DIRECTION — The records below must be retyped exactly.

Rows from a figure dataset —
+--

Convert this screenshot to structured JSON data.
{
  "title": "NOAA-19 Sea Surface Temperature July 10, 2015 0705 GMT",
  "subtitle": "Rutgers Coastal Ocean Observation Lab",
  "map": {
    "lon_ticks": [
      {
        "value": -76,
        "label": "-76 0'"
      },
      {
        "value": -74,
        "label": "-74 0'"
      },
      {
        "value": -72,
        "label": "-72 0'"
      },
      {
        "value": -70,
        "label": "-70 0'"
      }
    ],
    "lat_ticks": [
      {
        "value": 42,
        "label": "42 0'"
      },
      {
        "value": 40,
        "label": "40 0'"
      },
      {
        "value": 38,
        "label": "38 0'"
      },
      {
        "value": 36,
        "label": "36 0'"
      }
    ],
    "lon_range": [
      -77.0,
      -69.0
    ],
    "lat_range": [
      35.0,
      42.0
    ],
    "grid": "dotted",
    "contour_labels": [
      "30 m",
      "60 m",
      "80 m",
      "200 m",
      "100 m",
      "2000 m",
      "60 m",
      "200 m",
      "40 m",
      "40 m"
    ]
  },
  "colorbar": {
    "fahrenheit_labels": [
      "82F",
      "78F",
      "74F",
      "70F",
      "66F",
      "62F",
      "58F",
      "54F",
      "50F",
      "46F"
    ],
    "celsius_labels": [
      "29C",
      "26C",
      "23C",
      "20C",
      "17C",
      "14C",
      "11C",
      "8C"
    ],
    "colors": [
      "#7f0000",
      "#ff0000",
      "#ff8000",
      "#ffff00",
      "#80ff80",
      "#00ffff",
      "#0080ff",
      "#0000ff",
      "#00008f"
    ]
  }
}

+--

RESULT FOR THIS TASK —
Convert this screenshot to structured JSON data.
{
  "title": "NOAA-19 Sea Surface Temperature July 10, 2015 0705 GMT",
  "subtitle": "Rutgers Coastal Ocean Observation Lab",
  "map": {
    "lon_ticks": [
      {
        "value": -76,
        "label": "-76 0'"
      },
      {
        "value": -74,
        "label": "-74 0'"
      },
      {
        "value": -72,
        "label": "-72 0'"
      },
      {
        "value": -70,
        "label": "-70 0'"
      }
    ],
    "lat_ticks": [
      {
        "value": 42,
        "label": "42 0'"
      },
      {
        "value": 40,
        "label": "40 0'"
      },
      {
        "value": 38,
        "label": "38 0'"
      },
      {
        "value": 36,
        "label": "36 0'"
      }
    ],
    "lon_range": [
      -77.0,
      -69.0
    ],
    "lat_range": [
      35.0,
      42.0
    ],
    "grid": "dotted",
    "contour_labels": [
      "30 m",
      "60 m",
      "80 m",
      "200 m",
      "100 m",
      "2000 m",
      "60 m",
      "200 m",
      "40 m",
      "40 m"
    ]
  },
  "colorbar": {
    "fahrenheit_labels": [
      "82F",
      "78F",
      "74F",
      "70F",
      "66F",
      "62F",
      "58F",
      "54F",
      "50F",
      "46F"
    ],
    "celsius_labels": [
      "29C",
      "26C",
      "23C",
      "20C",
      "17C",
      "14C",
      "11C",
      "8C"
    ],
    "colors": [
      "#7f0000",
      "#ff0000",
      "#ff8000",
      "#ffff00",
      "#80ff80",
      "#00ffff",
      "#0080ff",
      "#0000ff",
      "#00008f"
    ]
  }
}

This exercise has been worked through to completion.